DIRECTION » Gather from the listing below each line that includes the word "have", and copy it.

***** SOURCE RECORDS

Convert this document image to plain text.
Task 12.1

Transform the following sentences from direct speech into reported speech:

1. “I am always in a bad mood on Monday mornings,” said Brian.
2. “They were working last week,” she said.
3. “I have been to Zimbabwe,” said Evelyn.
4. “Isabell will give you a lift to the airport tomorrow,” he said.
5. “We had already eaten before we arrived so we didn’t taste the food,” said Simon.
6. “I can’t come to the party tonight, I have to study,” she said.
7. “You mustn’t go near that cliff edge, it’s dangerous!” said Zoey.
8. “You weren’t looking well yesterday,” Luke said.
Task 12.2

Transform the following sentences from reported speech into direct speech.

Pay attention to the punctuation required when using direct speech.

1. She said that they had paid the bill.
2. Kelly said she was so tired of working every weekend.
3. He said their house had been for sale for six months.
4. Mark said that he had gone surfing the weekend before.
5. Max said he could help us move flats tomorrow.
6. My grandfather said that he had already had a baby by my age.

**********

SOLUTION »
3. “I have been to Zimbabwe,” said Evelyn.
6. “I can’t come to the party tonight, I have to study,” she said.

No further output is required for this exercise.